STATED PROBLEM: Reproduce the whole listing, character for character.

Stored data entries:
◆ ◆ ◆

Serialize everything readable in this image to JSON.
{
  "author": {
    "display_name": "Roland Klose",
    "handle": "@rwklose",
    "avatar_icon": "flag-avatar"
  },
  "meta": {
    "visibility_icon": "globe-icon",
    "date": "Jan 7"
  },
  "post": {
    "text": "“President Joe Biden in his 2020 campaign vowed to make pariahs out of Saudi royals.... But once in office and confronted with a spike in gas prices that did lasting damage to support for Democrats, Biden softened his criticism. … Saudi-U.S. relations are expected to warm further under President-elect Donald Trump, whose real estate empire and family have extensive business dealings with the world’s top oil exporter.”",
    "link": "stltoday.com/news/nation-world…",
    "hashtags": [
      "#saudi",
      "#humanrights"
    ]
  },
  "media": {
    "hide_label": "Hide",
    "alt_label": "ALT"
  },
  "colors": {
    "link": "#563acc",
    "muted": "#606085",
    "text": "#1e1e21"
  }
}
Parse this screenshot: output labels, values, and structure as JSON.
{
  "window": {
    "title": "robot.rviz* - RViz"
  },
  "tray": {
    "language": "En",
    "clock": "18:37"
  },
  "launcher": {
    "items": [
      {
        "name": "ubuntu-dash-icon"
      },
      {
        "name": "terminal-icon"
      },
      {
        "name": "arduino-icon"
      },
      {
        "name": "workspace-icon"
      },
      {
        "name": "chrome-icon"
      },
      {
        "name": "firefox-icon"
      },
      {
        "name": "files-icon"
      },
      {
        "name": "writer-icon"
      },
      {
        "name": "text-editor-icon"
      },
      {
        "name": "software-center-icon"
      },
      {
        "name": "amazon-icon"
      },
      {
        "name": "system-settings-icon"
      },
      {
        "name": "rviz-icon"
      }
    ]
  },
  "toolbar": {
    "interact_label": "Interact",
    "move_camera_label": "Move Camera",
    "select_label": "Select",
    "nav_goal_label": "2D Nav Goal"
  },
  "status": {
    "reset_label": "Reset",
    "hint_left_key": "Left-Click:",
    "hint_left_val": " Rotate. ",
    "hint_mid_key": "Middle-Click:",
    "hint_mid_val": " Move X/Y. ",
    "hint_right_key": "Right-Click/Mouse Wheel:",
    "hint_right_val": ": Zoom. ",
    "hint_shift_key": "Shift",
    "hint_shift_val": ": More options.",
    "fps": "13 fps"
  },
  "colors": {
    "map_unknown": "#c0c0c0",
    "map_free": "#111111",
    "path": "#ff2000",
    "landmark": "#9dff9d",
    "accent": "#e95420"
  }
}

◆ ◆ ◆

SOLVED PROBLEM:
Serialize everything readable in this image to JSON.
{
  "author": {
    "display_name": "Roland Klose",
    "handle": "@rwklose",
    "avatar_icon": "flag-avatar"
  },
  "meta": {
    "visibility_icon": "globe-icon",
    "date": "Jan 7"
  },
  "post": {
    "text": "“President Joe Biden in his 2020 campaign vowed to make pariahs out of Saudi royals.... But once in office and confronted with a spike in gas prices that did lasting damage to support for Democrats, Biden softened his criticism. … Saudi-U.S. relations are expected to warm further under President-elect Donald Trump, whose real estate empire and family have extensive business dealings with the world’s top oil exporter.”",
    "link": "stltoday.com/news/nation-world…",
    "hashtags": [
      "#saudi",
      "#humanrights"
    ]
  },
  "media": {
    "hide_label": "Hide",
    "alt_label": "ALT"
  },
  "colors": {
    "link": "#563acc",
    "muted": "#606085",
    "text": "#1e1e21"
  }
}
Parse this screenshot: output labels, values, and structure as JSON.
{
  "window": {
    "title": "robot.rviz* - RViz"
  },
  "tray": {
    "language": "En",
    "clock": "18:37"
  },
  "launcher": {
    "items": [
      {
        "name": "ubuntu-dash-icon"
      },
      {
        "name": "terminal-icon"
      },
      {
        "name": "arduino-icon"
      },
      {
        "name": "workspace-icon"
      },
      {
        "name": "chrome-icon"
      },
      {
        "name": "firefox-icon"
      },
      {
        "name": "files-icon"
      },
      {
        "name": "writer-icon"
      },
      {
        "name": "text-editor-icon"
      },
      {
        "name": "software-center-icon"
      },
      {
        "name": "amazon-icon"
      },
      {
        "name": "system-settings-icon"
      },
      {
        "name": "rviz-icon"
      }
    ]
  },
  "toolbar": {
    "interact_label": "Interact",
    "move_camera_label": "Move Camera",
    "select_label": "Select",
    "nav_goal_label": "2D Nav Goal"
  },
  "status": {
    "reset_label": "Reset",
    "hint_left_key": "Left-Click:",
    "hint_left_val": " Rotate. ",
    "hint_mid_key": "Middle-Click:",
    "hint_mid_val": " Move X/Y. ",
    "hint_right_key": "Right-Click/Mouse Wheel:",
    "hint_right_val": ": Zoom. ",
    "hint_shift_key": "Shift",
    "hint_shift_val": ": More options.",
    "fps": "13 fps"
  },
  "colors": {
    "map_unknown": "#c0c0c0",
    "map_free": "#111111",
    "path": "#ff2000",
    "landmark": "#9dff9d",
    "accent": "#e95420"
  }
}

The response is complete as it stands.